▶ **BRIEF**:
Your task is to print every entry below exactly as given.

===============

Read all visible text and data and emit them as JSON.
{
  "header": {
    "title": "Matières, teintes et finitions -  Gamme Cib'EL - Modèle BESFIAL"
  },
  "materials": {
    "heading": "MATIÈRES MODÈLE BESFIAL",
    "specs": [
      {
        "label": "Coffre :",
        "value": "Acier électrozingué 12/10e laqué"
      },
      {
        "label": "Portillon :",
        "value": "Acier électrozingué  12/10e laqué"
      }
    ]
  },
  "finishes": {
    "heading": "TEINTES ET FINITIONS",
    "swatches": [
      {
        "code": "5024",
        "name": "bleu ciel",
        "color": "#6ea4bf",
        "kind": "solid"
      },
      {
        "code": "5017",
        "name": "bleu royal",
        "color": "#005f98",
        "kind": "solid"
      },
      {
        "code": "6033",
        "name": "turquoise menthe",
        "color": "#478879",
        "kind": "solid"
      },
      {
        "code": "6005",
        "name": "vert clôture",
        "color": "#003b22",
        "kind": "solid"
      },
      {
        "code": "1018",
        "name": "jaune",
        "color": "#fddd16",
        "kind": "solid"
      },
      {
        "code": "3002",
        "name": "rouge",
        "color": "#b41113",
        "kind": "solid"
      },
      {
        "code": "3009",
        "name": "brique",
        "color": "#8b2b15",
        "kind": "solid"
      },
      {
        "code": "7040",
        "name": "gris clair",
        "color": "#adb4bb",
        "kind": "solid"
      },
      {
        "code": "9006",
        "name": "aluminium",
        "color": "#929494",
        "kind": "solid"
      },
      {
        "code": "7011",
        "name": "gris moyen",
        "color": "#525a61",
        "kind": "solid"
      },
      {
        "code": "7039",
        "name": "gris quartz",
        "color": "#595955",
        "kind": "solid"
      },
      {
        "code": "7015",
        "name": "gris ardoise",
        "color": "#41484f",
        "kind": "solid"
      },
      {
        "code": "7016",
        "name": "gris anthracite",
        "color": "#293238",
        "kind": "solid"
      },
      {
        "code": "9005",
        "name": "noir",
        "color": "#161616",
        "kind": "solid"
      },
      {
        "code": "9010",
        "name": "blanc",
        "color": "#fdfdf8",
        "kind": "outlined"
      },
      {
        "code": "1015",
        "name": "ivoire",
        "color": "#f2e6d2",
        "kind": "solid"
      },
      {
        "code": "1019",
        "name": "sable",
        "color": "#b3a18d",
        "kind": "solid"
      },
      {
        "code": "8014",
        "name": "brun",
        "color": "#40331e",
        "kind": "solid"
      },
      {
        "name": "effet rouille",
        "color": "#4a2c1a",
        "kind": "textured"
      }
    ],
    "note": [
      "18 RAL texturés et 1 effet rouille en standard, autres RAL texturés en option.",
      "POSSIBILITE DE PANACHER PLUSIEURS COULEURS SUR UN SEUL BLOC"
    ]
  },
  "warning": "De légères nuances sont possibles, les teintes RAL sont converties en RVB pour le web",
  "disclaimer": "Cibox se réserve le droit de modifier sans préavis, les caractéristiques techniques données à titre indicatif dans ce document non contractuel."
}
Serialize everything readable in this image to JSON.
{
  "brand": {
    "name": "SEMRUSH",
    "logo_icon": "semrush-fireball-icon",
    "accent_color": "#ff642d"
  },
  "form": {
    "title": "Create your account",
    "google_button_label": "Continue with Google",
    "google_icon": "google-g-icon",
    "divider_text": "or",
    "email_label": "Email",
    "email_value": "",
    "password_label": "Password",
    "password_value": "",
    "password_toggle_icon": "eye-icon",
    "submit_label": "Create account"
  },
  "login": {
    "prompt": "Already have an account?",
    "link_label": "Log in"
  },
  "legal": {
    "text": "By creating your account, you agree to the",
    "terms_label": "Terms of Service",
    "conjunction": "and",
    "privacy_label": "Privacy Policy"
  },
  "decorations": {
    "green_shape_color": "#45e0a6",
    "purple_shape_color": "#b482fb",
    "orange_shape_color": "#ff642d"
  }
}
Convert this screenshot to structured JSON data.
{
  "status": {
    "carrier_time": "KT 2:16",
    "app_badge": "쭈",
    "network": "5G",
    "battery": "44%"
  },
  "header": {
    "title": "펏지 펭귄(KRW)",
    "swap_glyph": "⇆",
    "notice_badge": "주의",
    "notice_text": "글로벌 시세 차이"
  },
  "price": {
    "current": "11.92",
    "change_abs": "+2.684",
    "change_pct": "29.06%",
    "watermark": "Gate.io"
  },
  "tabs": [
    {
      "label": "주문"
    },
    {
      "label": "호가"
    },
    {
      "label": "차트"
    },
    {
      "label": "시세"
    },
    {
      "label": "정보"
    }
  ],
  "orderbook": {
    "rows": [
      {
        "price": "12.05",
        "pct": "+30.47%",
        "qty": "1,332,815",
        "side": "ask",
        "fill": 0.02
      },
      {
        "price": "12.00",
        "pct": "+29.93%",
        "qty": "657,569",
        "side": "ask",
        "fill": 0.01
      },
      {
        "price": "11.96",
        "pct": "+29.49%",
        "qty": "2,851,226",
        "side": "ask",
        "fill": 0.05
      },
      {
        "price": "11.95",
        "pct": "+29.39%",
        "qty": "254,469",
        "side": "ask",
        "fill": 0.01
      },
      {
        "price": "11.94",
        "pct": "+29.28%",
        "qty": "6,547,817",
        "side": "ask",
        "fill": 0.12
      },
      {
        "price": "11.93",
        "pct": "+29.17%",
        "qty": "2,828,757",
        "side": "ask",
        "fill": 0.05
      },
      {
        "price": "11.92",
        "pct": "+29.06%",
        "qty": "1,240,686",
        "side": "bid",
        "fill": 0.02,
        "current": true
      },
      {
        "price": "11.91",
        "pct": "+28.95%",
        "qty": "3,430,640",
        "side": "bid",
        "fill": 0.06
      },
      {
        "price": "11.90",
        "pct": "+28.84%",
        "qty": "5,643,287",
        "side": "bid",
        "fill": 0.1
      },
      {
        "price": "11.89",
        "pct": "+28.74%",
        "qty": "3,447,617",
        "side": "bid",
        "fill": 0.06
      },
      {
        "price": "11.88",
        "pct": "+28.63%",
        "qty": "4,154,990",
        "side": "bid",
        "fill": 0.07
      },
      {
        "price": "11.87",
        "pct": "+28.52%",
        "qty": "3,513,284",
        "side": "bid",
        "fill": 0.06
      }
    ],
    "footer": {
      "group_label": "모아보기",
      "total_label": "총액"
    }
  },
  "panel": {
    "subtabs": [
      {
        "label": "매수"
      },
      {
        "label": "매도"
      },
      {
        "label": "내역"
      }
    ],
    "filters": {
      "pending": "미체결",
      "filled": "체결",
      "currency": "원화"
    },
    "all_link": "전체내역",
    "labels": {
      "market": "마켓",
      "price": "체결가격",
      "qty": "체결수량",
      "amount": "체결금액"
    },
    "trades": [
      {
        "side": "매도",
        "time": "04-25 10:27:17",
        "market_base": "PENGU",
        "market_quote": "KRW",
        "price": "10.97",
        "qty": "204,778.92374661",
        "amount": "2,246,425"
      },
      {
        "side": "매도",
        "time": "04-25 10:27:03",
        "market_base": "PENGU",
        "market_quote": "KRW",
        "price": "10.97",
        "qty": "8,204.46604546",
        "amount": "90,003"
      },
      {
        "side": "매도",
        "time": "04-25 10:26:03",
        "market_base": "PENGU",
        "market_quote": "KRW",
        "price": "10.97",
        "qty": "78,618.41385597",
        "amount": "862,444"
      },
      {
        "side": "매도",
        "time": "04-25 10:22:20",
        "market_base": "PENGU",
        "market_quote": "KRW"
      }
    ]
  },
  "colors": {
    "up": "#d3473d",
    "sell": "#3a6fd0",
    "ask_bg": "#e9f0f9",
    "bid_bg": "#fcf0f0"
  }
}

===============

▶ **FINAL RESULT**:
Read all visible text and data and emit them as JSON.
{
  "header": {
    "title": "Matières, teintes et finitions -  Gamme Cib'EL - Modèle BESFIAL"
  },
  "materials": {
    "heading": "MATIÈRES MODÈLE BESFIAL",
    "specs": [
      {
        "label": "Coffre :",
        "value": "Acier électrozingué 12/10e laqué"
      },
      {
        "label": "Portillon :",
        "value": "Acier électrozingué  12/10e laqué"
      }
    ]
  },
  "finishes": {
    "heading": "TEINTES ET FINITIONS",
    "swatches": [
      {
        "code": "5024",
        "name": "bleu ciel",
        "color": "#6ea4bf",
        "kind": "solid"
      },
      {
        "code": "5017",
        "name": "bleu royal",
        "color": "#005f98",
        "kind": "solid"
      },
      {
        "code": "6033",
        "name": "turquoise menthe",
        "color": "#478879",
        "kind": "solid"
      },
      {
        "code": "6005",
        "name": "vert clôture",
        "color": "#003b22",
        "kind": "solid"
      },
      {
        "code": "1018",
        "name": "jaune",
        "color": "#fddd16",
        "kind": "solid"
      },
      {
        "code": "3002",
        "name": "rouge",
        "color": "#b41113",
        "kind": "solid"
      },
      {
        "code": "3009",
        "name": "brique",
        "color": "#8b2b15",
        "kind": "solid"
      },
      {
        "code": "7040",
        "name": "gris clair",
        "color": "#adb4bb",
        "kind": "solid"
      },
      {
        "code": "9006",
        "name": "aluminium",
        "color": "#929494",
        "kind": "solid"
      },
      {
        "code": "7011",
        "name": "gris moyen",
        "color": "#525a61",
        "kind": "solid"
      },
      {
        "code": "7039",
        "name": "gris quartz",
        "color": "#595955",
        "kind": "solid"
      },
      {
        "code": "7015",
        "name": "gris ardoise",
        "color": "#41484f",
        "kind": "solid"
      },
      {
        "code": "7016",
        "name": "gris anthracite",
        "color": "#293238",
        "kind": "solid"
      },
      {
        "code": "9005",
        "name": "noir",
        "color": "#161616",
        "kind": "solid"
      },
      {
        "code": "9010",
        "name": "blanc",
        "color": "#fdfdf8",
        "kind": "outlined"
      },
      {
        "code": "1015",
        "name": "ivoire",
        "color": "#f2e6d2",
        "kind": "solid"
      },
      {
        "code": "1019",
        "name": "sable",
        "color": "#b3a18d",
        "kind": "solid"
      },
      {
        "code": "8014",
        "name": "brun",
        "color": "#40331e",
        "kind": "solid"
      },
      {
        "name": "effet rouille",
        "color": "#4a2c1a",
        "kind": "textured"
      }
    ],
    "note": [
      "18 RAL texturés et 1 effet rouille en standard, autres RAL texturés en option.",
      "POSSIBILITE DE PANACHER PLUSIEURS COULEURS SUR UN SEUL BLOC"
    ]
  },
  "warning": "De légères nuances sont possibles, les teintes RAL sont converties en RVB pour le web",
  "disclaimer": "Cibox se réserve le droit de modifier sans préavis, les caractéristiques techniques données à titre indicatif dans ce document non contractuel."
}
Serialize everything readable in this image to JSON.
{
  "brand": {
    "name": "SEMRUSH",
    "logo_icon": "semrush-fireball-icon",
    "accent_color": "#ff642d"
  },
  "form": {
    "title": "Create your account",
    "google_button_label": "Continue with Google",
    "google_icon": "google-g-icon",
    "divider_text": "or",
    "email_label": "Email",
    "email_value": "",
    "password_label": "Password",
    "password_value": "",
    "password_toggle_icon": "eye-icon",
    "submit_label": "Create account"
  },
  "login": {
    "prompt": "Already have an account?",
    "link_label": "Log in"
  },
  "legal": {
    "text": "By creating your account, you agree to the",
    "terms_label": "Terms of Service",
    "conjunction": "and",
    "privacy_label": "Privacy Policy"
  },
  "decorations": {
    "green_shape_color": "#45e0a6",
    "purple_shape_color": "#b482fb",
    "orange_shape_color": "#ff642d"
  }
}
Convert this screenshot to structured JSON data.
{
  "status": {
    "carrier_time": "KT 2:16",
    "app_badge": "쭈",
    "network": "5G",
    "battery": "44%"
  },
  "header": {
    "title": "펏지 펭귄(KRW)",
    "swap_glyph": "⇆",
    "notice_badge": "주의",
    "notice_text": "글로벌 시세 차이"
  },
  "price": {
    "current": "11.92",
    "change_abs": "+2.684",
    "change_pct": "29.06%",
    "watermark": "Gate.io"
  },
  "tabs": [
    {
      "label": "주문"
    },
    {
      "label": "호가"
    },
    {
      "label": "차트"
    },
    {
      "label": "시세"
    },
    {
      "label": "정보"
    }
  ],
  "orderbook": {
    "rows": [
      {
        "price": "12.05",
        "pct": "+30.47%",
        "qty": "1,332,815",
        "side": "ask",
        "fill": 0.02
      },
      {
        "price": "12.00",
        "pct": "+29.93%",
        "qty": "657,569",
        "side": "ask",
        "fill": 0.01
      },
      {
        "price": "11.96",
        "pct": "+29.49%",
        "qty": "2,851,226",
        "side": "ask",
        "fill": 0.05
      },
      {
        "price": "11.95",
        "pct": "+29.39%",
        "qty": "254,469",
        "side": "ask",
        "fill": 0.01
      },
      {
        "price": "11.94",
        "pct": "+29.28%",
        "qty": "6,547,817",
        "side": "ask",
        "fill": 0.12
      },
      {
        "price": "11.93",
        "pct": "+29.17%",
        "qty": "2,828,757",
        "side": "ask",
        "fill": 0.05
      },
      {
        "price": "11.92",
        "pct": "+29.06%",
        "qty": "1,240,686",
        "side": "bid",
        "fill": 0.02,
        "current": true
      },
      {
        "price": "11.91",
        "pct": "+28.95%",
        "qty": "3,430,640",
        "side": "bid",
        "fill": 0.06
      },
      {
        "price": "11.90",
        "pct": "+28.84%",
        "qty": "5,643,287",
        "side": "bid",
        "fill": 0.1
      },
      {
        "price": "11.89",
        "pct": "+28.74%",
        "qty": "3,447,617",
        "side": "bid",
        "fill": 0.06
      },
      {
        "price": "11.88",
        "pct": "+28.63%",
        "qty": "4,154,990",
        "side": "bid",
        "fill": 0.07
      },
      {
        "price": "11.87",
        "pct": "+28.52%",
        "qty": "3,513,284",
        "side": "bid",
        "fill": 0.06
      }
    ],
    "footer": {
      "group_label": "모아보기",
      "total_label": "총액"
    }
  },
  "panel": {
    "subtabs": [
      {
        "label": "매수"
      },
      {
        "label": "매도"
      },
      {
        "label": "내역"
      }
    ],
    "filters": {
      "pending": "미체결",
      "filled": "체결",
      "currency": "원화"
    },
    "all_link": "전체내역",
    "labels": {
      "market": "마켓",
      "price": "체결가격",
      "qty": "체결수량",
      "amount": "체결금액"
    },
    "trades": [
      {
        "side": "매도",
        "time": "04-25 10:27:17",
        "market_base": "PENGU",
        "market_quote": "KRW",
        "price": "10.97",
        "qty": "204,778.92374661",
        "amount": "2,246,425"
      },
      {
        "side": "매도",
        "time": "04-25 10:27:03",
        "market_base": "PENGU",
        "market_quote": "KRW",
        "price": "10.97",
        "qty": "8,204.46604546",
        "amount": "90,003"
      },
      {
        "side": "매도",
        "time": "04-25 10:26:03",
        "market_base": "PENGU",
        "market_quote": "KRW",
        "price": "10.97",
        "qty": "78,618.41385597",
        "amount": "862,444"
      },
      {
        "side": "매도",
        "time": "04-25 10:22:20",
        "market_base": "PENGU",
        "market_quote": "KRW"
      }
    ]
  },
  "colors": {
    "up": "#d3473d",
    "sell": "#3a6fd0",
    "ask_bg": "#e9f0f9",
    "bid_bg": "#fcf0f0"
  }
}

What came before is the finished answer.